Stored entries:
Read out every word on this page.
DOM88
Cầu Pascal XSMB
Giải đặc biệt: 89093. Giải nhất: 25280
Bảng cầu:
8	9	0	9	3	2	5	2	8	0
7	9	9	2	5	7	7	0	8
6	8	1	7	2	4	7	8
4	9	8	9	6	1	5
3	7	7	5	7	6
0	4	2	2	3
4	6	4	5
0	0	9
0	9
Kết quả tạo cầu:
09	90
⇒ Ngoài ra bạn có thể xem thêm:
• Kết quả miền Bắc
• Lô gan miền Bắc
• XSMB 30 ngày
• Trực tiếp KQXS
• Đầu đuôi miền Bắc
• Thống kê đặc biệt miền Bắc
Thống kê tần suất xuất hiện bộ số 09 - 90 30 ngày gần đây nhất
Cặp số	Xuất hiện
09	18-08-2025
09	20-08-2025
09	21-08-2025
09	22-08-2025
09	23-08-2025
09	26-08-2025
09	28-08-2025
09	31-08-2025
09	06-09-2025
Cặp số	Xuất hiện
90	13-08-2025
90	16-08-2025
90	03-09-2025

* TASK:
Go through the lines above. Select every one that has the string "ngày".

* REPLY TO THE TASK:
• XSMB 30 ngày
Thống kê tần suất xuất hiện bộ số 09 - 90 30 ngày gần đây nhất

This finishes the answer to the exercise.